Items from a data source:
## Start
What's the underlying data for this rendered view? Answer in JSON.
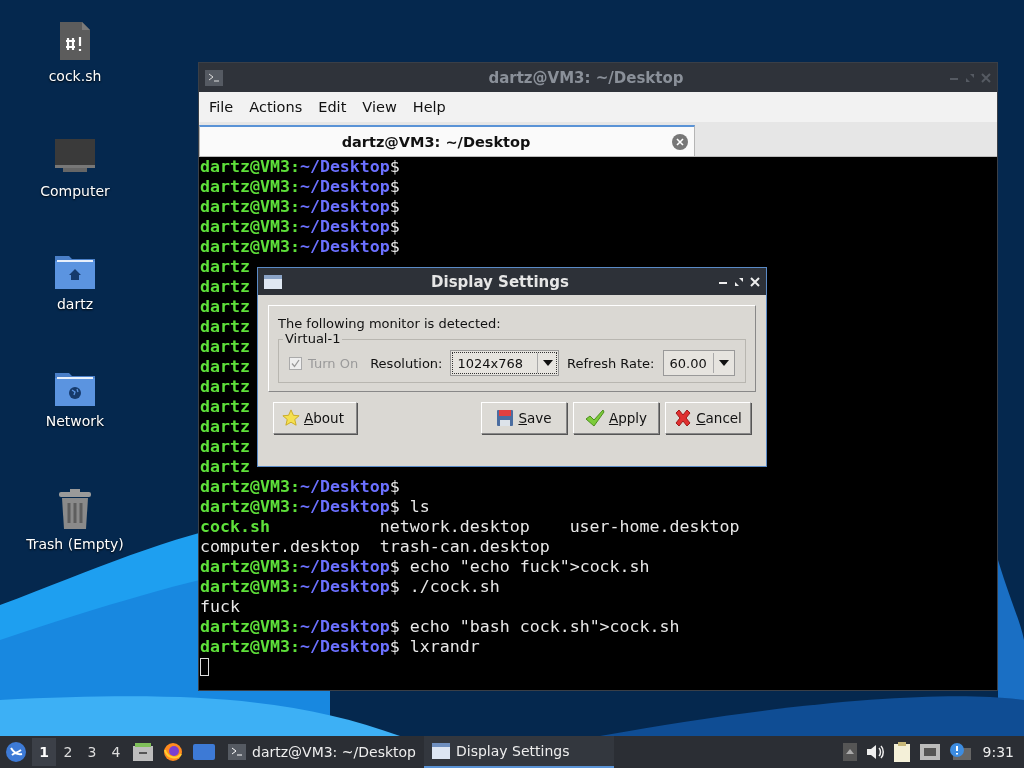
{
  "desktop_icons": [
    {
      "label": "cock.sh",
      "kind": "script"
    },
    {
      "label": "Computer",
      "kind": "computer"
    },
    {
      "label": "dartz",
      "kind": "home"
    },
    {
      "label": "Network",
      "kind": "network"
    },
    {
      "label": "Trash (Empty)",
      "kind": "trash"
    }
  ],
  "terminal": {
    "title": "dartz@VM3: ~/Desktop",
    "menu": [
      "File",
      "Actions",
      "Edit",
      "View",
      "Help"
    ],
    "tabs": [
      {
        "label": "dartz@VM3: ~/Desktop",
        "selected": true
      }
    ],
    "lines": [
      {
        "kind": "prompt",
        "user": "dartz@VM3:",
        "path": "~/Desktop",
        "command": "$"
      },
      {
        "kind": "prompt",
        "user": "dartz@VM3:",
        "path": "~/Desktop",
        "command": "$"
      },
      {
        "kind": "prompt",
        "user": "dartz@VM3:",
        "path": "~/Desktop",
        "command": "$"
      },
      {
        "kind": "prompt",
        "user": "dartz@VM3:",
        "path": "~/Desktop",
        "command": "$"
      },
      {
        "kind": "prompt",
        "user": "dartz@VM3:",
        "path": "~/Desktop",
        "command": "$"
      },
      {
        "kind": "covered",
        "text": "dartz"
      },
      {
        "kind": "covered",
        "text": "dartz"
      },
      {
        "kind": "covered",
        "text": "dartz"
      },
      {
        "kind": "covered",
        "text": "dartz"
      },
      {
        "kind": "covered",
        "text": "dartz"
      },
      {
        "kind": "covered",
        "text": "dartz"
      },
      {
        "kind": "covered",
        "text": "dartz"
      },
      {
        "kind": "covered",
        "text": "dartz"
      },
      {
        "kind": "covered",
        "text": "dartz"
      },
      {
        "kind": "covered",
        "text": "dartz"
      },
      {
        "kind": "covered",
        "text": "dartz"
      },
      {
        "kind": "prompt",
        "user": "dartz@VM3:",
        "path": "~/Desktop",
        "command": "$"
      },
      {
        "kind": "prompt",
        "user": "dartz@VM3:",
        "path": "~/Desktop",
        "command": "$ ls"
      },
      {
        "kind": "output",
        "cells": [
          {
            "text": "cock.sh",
            "kind": "exec"
          },
          {
            "text": "network.desktop",
            "kind": "file"
          },
          {
            "text": "user-home.desktop",
            "kind": "file"
          }
        ]
      },
      {
        "kind": "output",
        "cells": [
          {
            "text": "computer.desktop",
            "kind": "file"
          },
          {
            "text": "trash-can.desktop",
            "kind": "file"
          }
        ]
      },
      {
        "kind": "prompt",
        "user": "dartz@VM3:",
        "path": "~/Desktop",
        "command": "$ echo \"echo fuck\">cock.sh"
      },
      {
        "kind": "prompt",
        "user": "dartz@VM3:",
        "path": "~/Desktop",
        "command": "$ ./cock.sh"
      },
      {
        "kind": "output",
        "cells": [
          {
            "text": "fuck",
            "kind": "plain"
          }
        ]
      },
      {
        "kind": "prompt",
        "user": "dartz@VM3:",
        "path": "~/Desktop",
        "command": "$ echo \"bash cock.sh\">cock.sh"
      },
      {
        "kind": "prompt",
        "user": "dartz@VM3:",
        "path": "~/Desktop",
        "command": "$ lxrandr"
      },
      {
        "kind": "cursor"
      }
    ]
  },
  "dialog": {
    "title": "Display Settings",
    "message": "The following monitor is detected:",
    "group": "Virtual-1",
    "turn_on": {
      "label": "Turn On",
      "checked": true,
      "disabled": true
    },
    "resolution": {
      "label": "Resolution:",
      "value": "1024x768"
    },
    "refresh": {
      "label": "Refresh Rate:",
      "value": "60.00"
    },
    "buttons": [
      {
        "label": "About",
        "kind": "about"
      },
      {
        "label": "Save",
        "kind": "save"
      },
      {
        "label": "Apply",
        "kind": "apply"
      },
      {
        "label": "Cancel",
        "kind": "cancel"
      }
    ]
  },
  "taskbar": {
    "workspaces": [
      {
        "label": "1",
        "selected": true
      },
      {
        "label": "2",
        "selected": false
      },
      {
        "label": "3",
        "selected": false
      },
      {
        "label": "4",
        "selected": false
      }
    ],
    "tasks": [
      {
        "label": "dartz@VM3: ~/Desktop",
        "kind": "terminal",
        "selected": false
      },
      {
        "label": "Display Settings",
        "kind": "window",
        "selected": true
      }
    ],
    "clock": "9:31"
  }
}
## End
> What is asked
Write every record out again exactly; no pictures belong in the copy.

> Exercise answer
What's the underlying data for this rendered view? Answer in JSON.
{
  "desktop_icons": [
    {
      "label": "cock.sh",
      "kind": "script"
    },
    {
      "label": "Computer",
      "kind": "computer"
    },
    {
      "label": "dartz",
      "kind": "home"
    },
    {
      "label": "Network",
      "kind": "network"
    },
    {
      "label": "Trash (Empty)",
      "kind": "trash"
    }
  ],
  "terminal": {
    "title": "dartz@VM3: ~/Desktop",
    "menu": [
      "File",
      "Actions",
      "Edit",
      "View",
      "Help"
    ],
    "tabs": [
      {
        "label": "dartz@VM3: ~/Desktop",
        "selected": true
      }
    ],
    "lines": [
      {
        "kind": "prompt",
        "user": "dartz@VM3:",
        "path": "~/Desktop",
        "command": "$"
      },
      {
        "kind": "prompt",
        "user": "dartz@VM3:",
        "path": "~/Desktop",
        "command": "$"
      },
      {
        "kind": "prompt",
        "user": "dartz@VM3:",
        "path": "~/Desktop",
        "command": "$"
      },
      {
        "kind": "prompt",
        "user": "dartz@VM3:",
        "path": "~/Desktop",
        "command": "$"
      },
      {
        "kind": "prompt",
        "user": "dartz@VM3:",
        "path": "~/Desktop",
        "command": "$"
      },
      {
        "kind": "covered",
        "text": "dartz"
      },
      {
        "kind": "covered",
        "text": "dartz"
      },
      {
        "kind": "covered",
        "text": "dartz"
      },
      {
        "kind": "covered",
        "text": "dartz"
      },
      {
        "kind": "covered",
        "text": "dartz"
      },
      {
        "kind": "covered",
        "text": "dartz"
      },
      {
        "kind": "covered",
        "text": "dartz"
      },
      {
        "kind": "covered",
        "text": "dartz"
      },
      {
        "kind": "covered",
        "text": "dartz"
      },
      {
        "kind": "covered",
        "text": "dartz"
      },
      {
        "kind": "covered",
        "text": "dartz"
      },
      {
        "kind": "prompt",
        "user": "dartz@VM3:",
        "path": "~/Desktop",
        "command": "$"
      },
      {
        "kind": "prompt",
        "user": "dartz@VM3:",
        "path": "~/Desktop",
        "command": "$ ls"
      },
      {
        "kind": "output",
        "cells": [
          {
            "text": "cock.sh",
            "kind": "exec"
          },
          {
            "text": "network.desktop",
            "kind": "file"
          },
          {
            "text": "user-home.desktop",
            "kind": "file"
          }
        ]
      },
      {
        "kind": "output",
        "cells": [
          {
            "text": "computer.desktop",
            "kind": "file"
          },
          {
            "text": "trash-can.desktop",
            "kind": "file"
          }
        ]
      },
      {
        "kind": "prompt",
        "user": "dartz@VM3:",
        "path": "~/Desktop",
        "command": "$ echo \"echo fuck\">cock.sh"
      },
      {
        "kind": "prompt",
        "user": "dartz@VM3:",
        "path": "~/Desktop",
        "command": "$ ./cock.sh"
      },
      {
        "kind": "output",
        "cells": [
          {
            "text": "fuck",
            "kind": "plain"
          }
        ]
      },
      {
        "kind": "prompt",
        "user": "dartz@VM3:",
        "path": "~/Desktop",
        "command": "$ echo \"bash cock.sh\">cock.sh"
      },
      {
        "kind": "prompt",
        "user": "dartz@VM3:",
        "path": "~/Desktop",
        "command": "$ lxrandr"
      },
      {
        "kind": "cursor"
      }
    ]
  },
  "dialog": {
    "title": "Display Settings",
    "message": "The following monitor is detected:",
    "group": "Virtual-1",
    "turn_on": {
      "label": "Turn On",
      "checked": true,
      "disabled": true
    },
    "resolution": {
      "label": "Resolution:",
      "value": "1024x768"
    },
    "refresh": {
      "label": "Refresh Rate:",
      "value": "60.00"
    },
    "buttons": [
      {
        "label": "About",
        "kind": "about"
      },
      {
        "label": "Save",
        "kind": "save"
      },
      {
        "label": "Apply",
        "kind": "apply"
      },
      {
        "label": "Cancel",
        "kind": "cancel"
      }
    ]
  },
  "taskbar": {
    "workspaces": [
      {
        "label": "1",
        "selected": true
      },
      {
        "label": "2",
        "selected": false
      },
      {
        "label": "3",
        "selected": false
      },
      {
        "label": "4",
        "selected": false
      }
    ],
    "tasks": [
      {
        "label": "dartz@VM3: ~/Desktop",
        "kind": "terminal",
        "selected": false
      },
      {
        "label": "Display Settings",
        "kind": "window",
        "selected": true
      }
    ],
    "clock": "9:31"
  }
}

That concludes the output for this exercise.